STATED EXERCISE 1 = Translate this sentence from the Poincaré disc post into French: "Is there an identity here that I'm missing, or did I make a mistake in my calculations?"

SELECTED EXTRACT =
— begin —

Distance in Poincaré disc

Question

I'm trying to prove that two points $x$ and $y$ in the Poincaré disc $\mathbb D \subset \mathbb R^2$ of radius $1$ is given by $$ d_H(x,y) = \cosh^{-1}\left(1+\frac{2|x-y|^2}{(1-|x|^2)(1-|y|)^2}\right) $$ where $|x| = \sqrt{(x^1)^2 + (x^2)^2}$ is the Euclidean length of $x \in \mathbb R^2$. The Riemannian metric on $\mathbb D$ is given by $$ g = 4\frac{(dx^1)^2 + (dx^2)^2}{(1-|x|^2)^2} $$ It suffices to consider the case where $x = 0$ and $y = (a,0)$ for some $a > 0$, by frame homogeneity of $\mathbb D$. Geodesic curves through the origin are diameter line segments of the disc, so we let $\gamma(t) = (t,0)$; when parametrized with $0 \leq t \leq a$, the resulting curve is length-minimizing. The speed of this curve in the above metric is $$ \left|\dot\gamma(t)\right| = \sqrt{g_{(t,0)}\left(\frac{\partial}{\partial x^1}, \frac{\partial}{\partial x^1}\right)} = \sqrt{\frac{4}{\left(1-t^2\right)^2}} = \frac{2}{1-t^2} $$ whence the length of the curve $\gamma$ -- that is, the distance from the origin to the point $y=(a,0)$ -- is: $$ L_g(\gamma) = d_H(x,y) = \int_0^a \frac{2}{1-t^2}\,dt = 2\tanh^{-1}(a) $$ However, I'd like to show that this is equal to $\cosh^{-1}\left(1+\frac{2a^2}{1-a^2}\right)$, which is what we're trying to prove. Is there an identity here that I'm missing, or did I make a mistake in my calculations?

— end —

Entries from a dataset
— begin —

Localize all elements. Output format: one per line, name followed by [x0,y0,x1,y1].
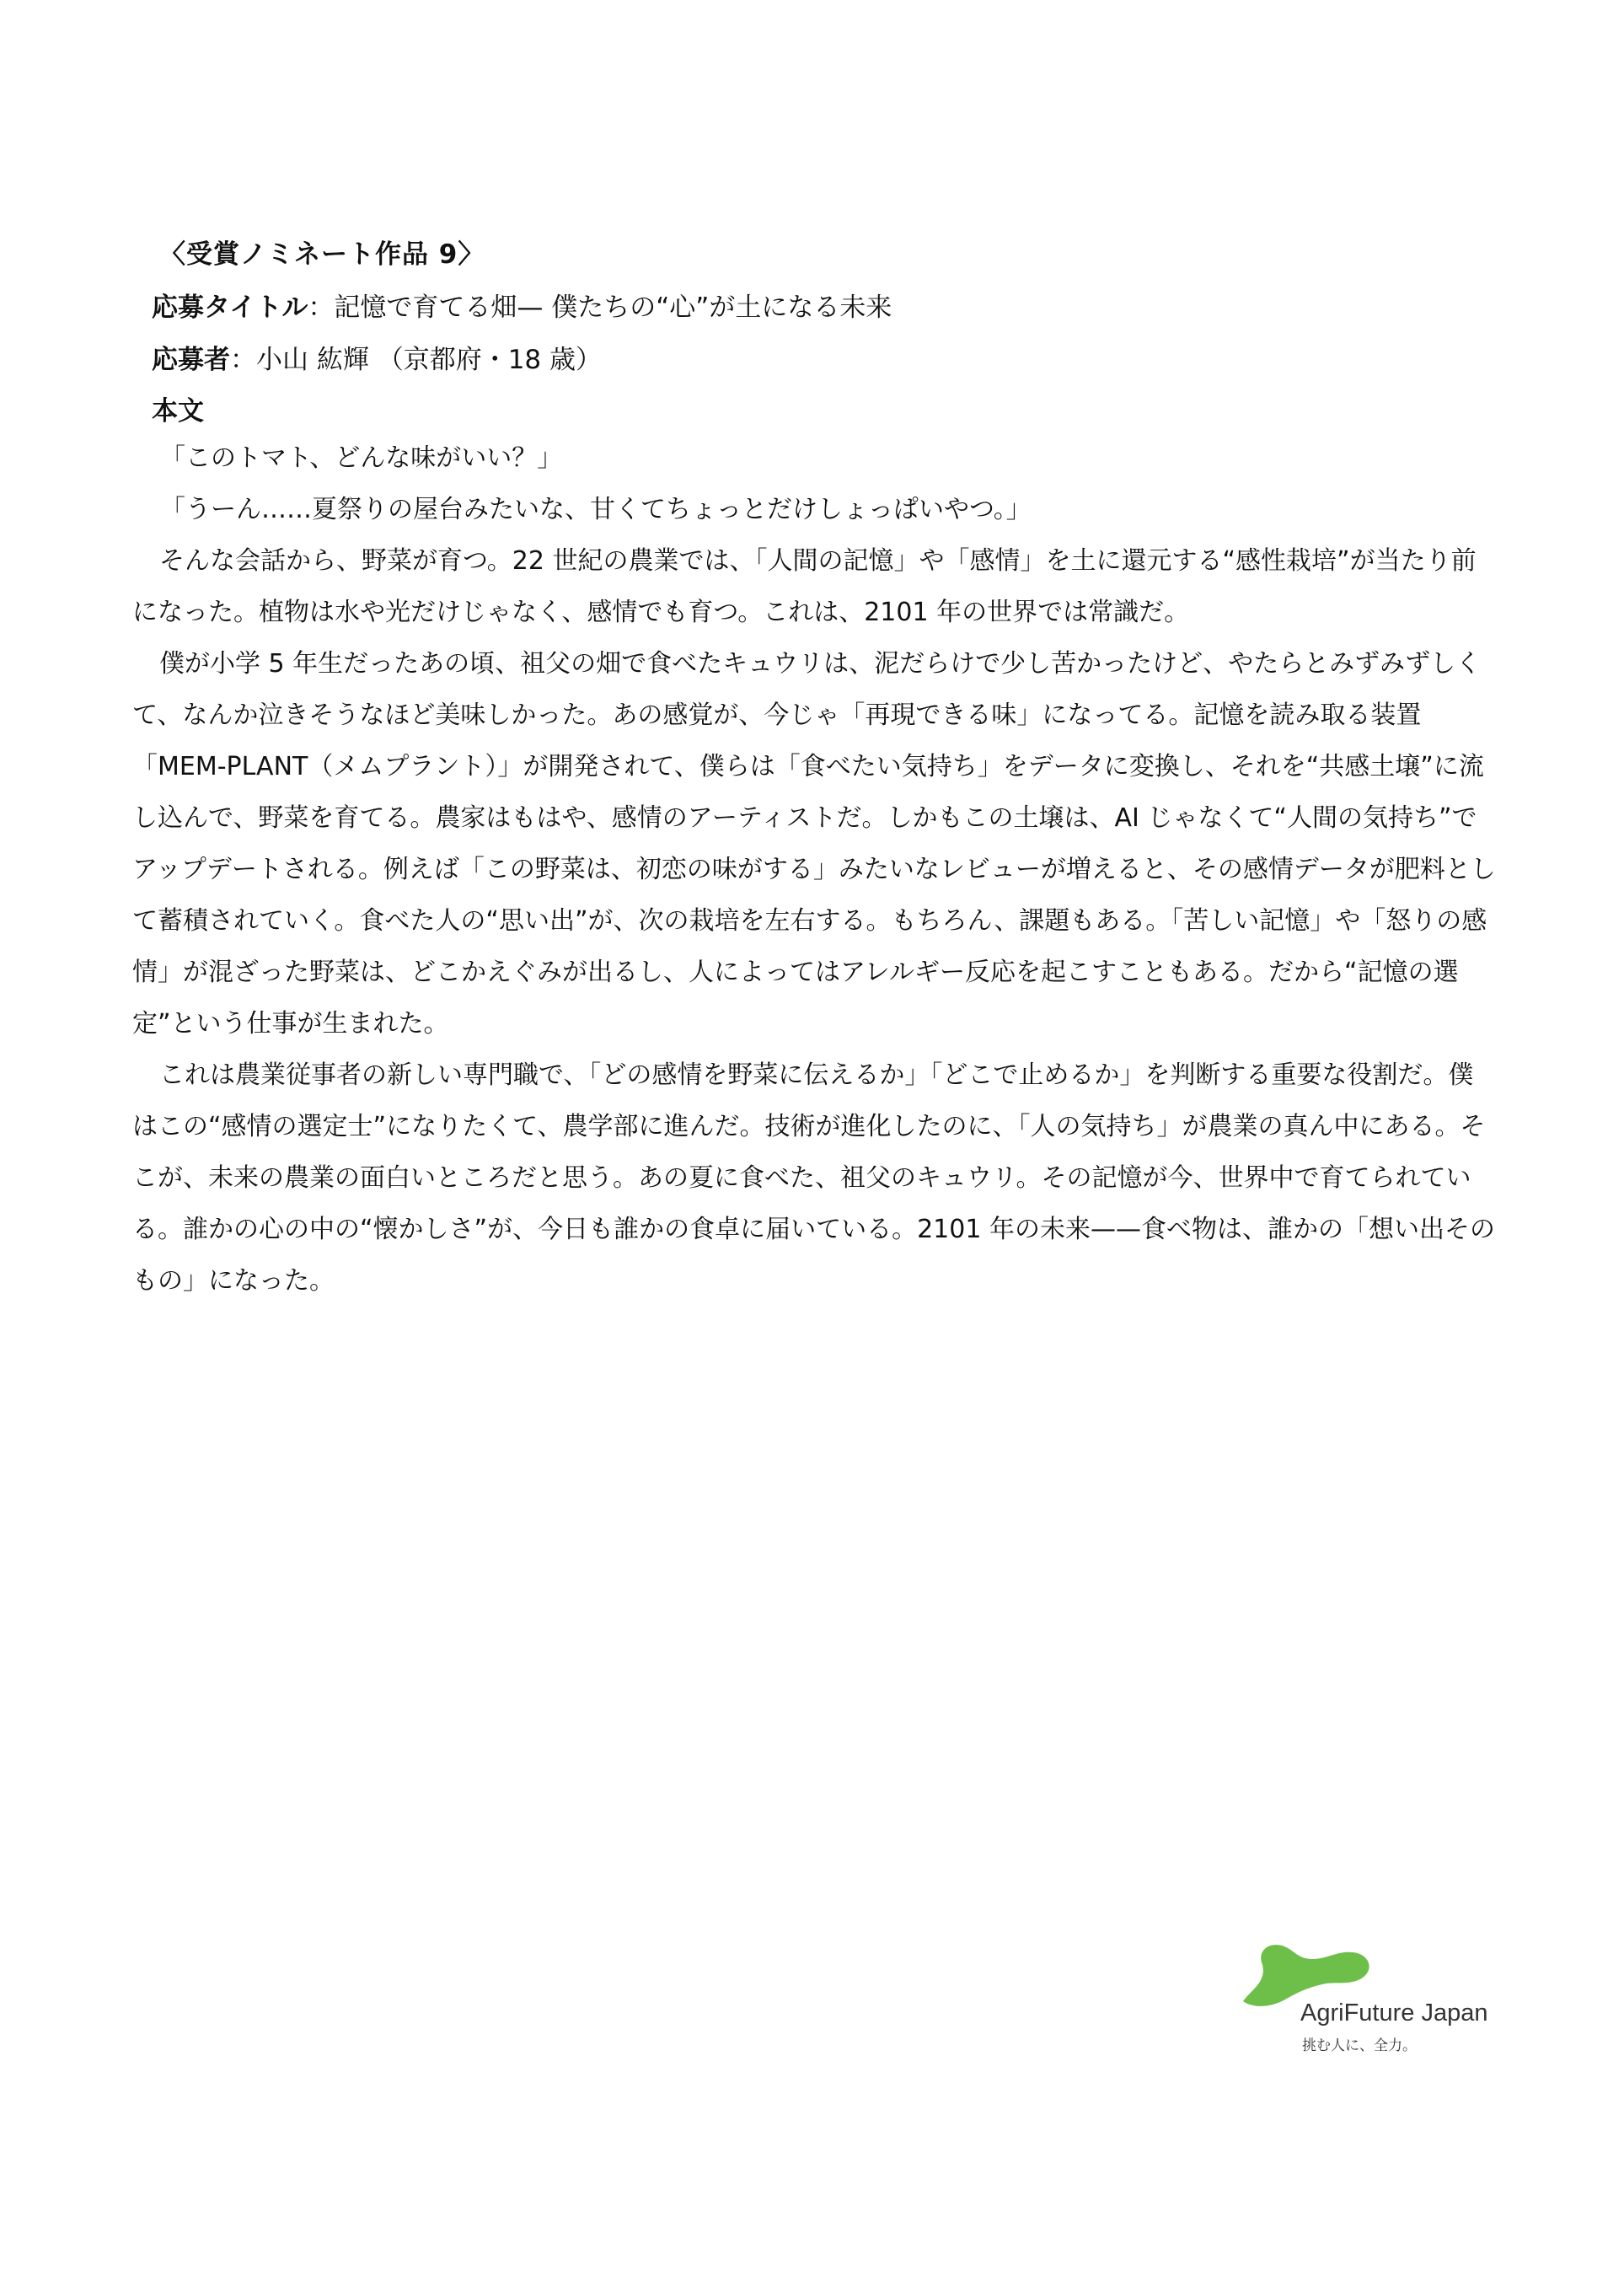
title-value: 記憶で育てる畑— 僕たちの“心”が土になる未来 [334,293,892,323]
entry-title-line [152,286,892,324]
body-paragraph-3: これは農業従事者の新しい専門職で、「どの感情を野菜に伝えるか」「どこで止めるか」を判断する重要な役割だ。僕はこの“感情の選定士”になりたくて、農学部に進んだ。技術が進化したのに、「人の気持ち」が農業の真ん中にある。そこが、未来の農業の面白いところだと思う。あの夏に食べた、祖父のキュウリ。その記憶が今、世界中で育てられている。誰かの心の中の“懐かしさ”が、今日も誰かの食卓に届いている。2101 年の未来——食べ物は、誰かの「想い出そのもの」になった。 [132,1060,1495,1296]
dialog-line-2: 「うーん……夏祭りの屋台みたいな、甘くてちょっとだけしょっぱいやつ。」 [160,495,1032,524]
dialog-line-1: 「このトマト、どんな味がいい？」 [160,443,563,473]
title-separator: ： [308,293,335,323]
body-text [132,432,1498,1307]
body-paragraph-1: そんな会話から、野菜が育つ。22 世紀の農業では、「人間の記憶」や「感情」を土に還元する“感性栽培”が当たり前になった。植物は水や光だけじゃなく、感情でも育つ。これは、2101 年の世界では常識だ。 [132,546,1477,627]
body-paragraph-2: 僕が小学 5 年生だったあの頃、祖父の畑で食べたキュウリは、泥だらけで少し苦かったけど、やたらとみずみずしくて、なんか泣きそうなほど美味しかった。あの感覚が、今じゃ「再現できる味」になってる。記憶を読み取る装置「MEM-PLANT（メムプラント）」が開発されて、僕らは「食べたい気持ち」をデータに変換し、それを“共感土壌”に流し込んで、野菜を育てる。農家はもはや、感情のアーティストだ。しかもこの土壌は、AI じゃなくて“人間の気持ち”でアップデートされる。例えば「この野菜は、初恋の味がする」みたいなレビューが増えると、その感情データが肥料として蓄積されていく。食べた人の“思い出”が、次の栽培を左右する。もちろん、課題もある。「苦しい記憶」や「怒りの感情」が混ざった野菜は、どこかえぐみが出るし、人によってはアレルギー反応を起こすこともある。だから“記憶の選定”という仕事が生まれた。 [132,649,1496,1039]
body-label: 本文 [152,396,204,427]
entry-heading: 〈受賞ノミネート作品 9〉 [159,239,485,270]
logo-name: AgriFuture Japan [1300,2000,1488,2026]
title-label: 応募タイトル [152,293,308,323]
author-value: 小山 紘輝 （京都府・18 歳） [256,345,603,375]
logo-tagline: 挑む人に、全力。 [1302,2037,1417,2054]
agrifuture-logo [1235,1939,1504,2065]
leaf-logo-icon [1235,1939,1378,2006]
entry-author-line [152,338,602,376]
author-label: 応募者 [152,345,230,375]
author-separator: ： [230,345,256,375]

— end —

STATED EXERCISE 2 = Quote all of the rows above word for word, leaving out the pictures.

COMPLETE OUTPUT 1 = Y a-t-il ici une identité qui m'échappe, ou ai-je fait une erreur dans mes calculs ?

COMPLETE OUTPUT 2 =
Localize all elements. Output format: one per line, name followed by [x0,y0,x1,y1].
title-value: 記憶で育てる畑— 僕たちの“心”が土になる未来 [334,293,892,323]
entry-title-line [152,286,892,324]
body-paragraph-3: これは農業従事者の新しい専門職で、「どの感情を野菜に伝えるか」「どこで止めるか」を判断する重要な役割だ。僕はこの“感情の選定士”になりたくて、農学部に進んだ。技術が進化したのに、「人の気持ち」が農業の真ん中にある。そこが、未来の農業の面白いところだと思う。あの夏に食べた、祖父のキュウリ。その記憶が今、世界中で育てられている。誰かの心の中の“懐かしさ”が、今日も誰かの食卓に届いている。2101 年の未来——食べ物は、誰かの「想い出そのもの」になった。 [132,1060,1495,1296]
dialog-line-2: 「うーん……夏祭りの屋台みたいな、甘くてちょっとだけしょっぱいやつ。」 [160,495,1032,524]
dialog-line-1: 「このトマト、どんな味がいい？」 [160,443,563,473]
title-separator: ： [308,293,335,323]
body-text [132,432,1498,1307]
body-paragraph-1: そんな会話から、野菜が育つ。22 世紀の農業では、「人間の記憶」や「感情」を土に還元する“感性栽培”が当たり前になった。植物は水や光だけじゃなく、感情でも育つ。これは、2101 年の世界では常識だ。 [132,546,1477,627]
body-paragraph-2: 僕が小学 5 年生だったあの頃、祖父の畑で食べたキュウリは、泥だらけで少し苦かったけど、やたらとみずみずしくて、なんか泣きそうなほど美味しかった。あの感覚が、今じゃ「再現できる味」になってる。記憶を読み取る装置「MEM-PLANT（メムプラント）」が開発されて、僕らは「食べたい気持ち」をデータに変換し、それを“共感土壌”に流し込んで、野菜を育てる。農家はもはや、感情のアーティストだ。しかもこの土壌は、AI じゃなくて“人間の気持ち”でアップデートされる。例えば「この野菜は、初恋の味がする」みたいなレビューが増えると、その感情データが肥料として蓄積されていく。食べた人の“思い出”が、次の栽培を左右する。もちろん、課題もある。「苦しい記憶」や「怒りの感情」が混ざった野菜は、どこかえぐみが出るし、人によってはアレルギー反応を起こすこともある。だから“記憶の選定”という仕事が生まれた。 [132,649,1496,1039]
body-label: 本文 [152,396,204,427]
entry-heading: 〈受賞ノミネート作品 9〉 [159,239,485,270]
logo-name: AgriFuture Japan [1300,2000,1488,2026]
title-label: 応募タイトル [152,293,308,323]
author-value: 小山 紘輝 （京都府・18 歳） [256,345,603,375]
logo-tagline: 挑む人に、全力。 [1302,2037,1417,2054]
agrifuture-logo [1235,1939,1504,2065]
leaf-logo-icon [1235,1939,1378,2006]
entry-author-line [152,338,602,376]
author-label: 応募者 [152,345,230,375]
author-separator: ： [230,345,256,375]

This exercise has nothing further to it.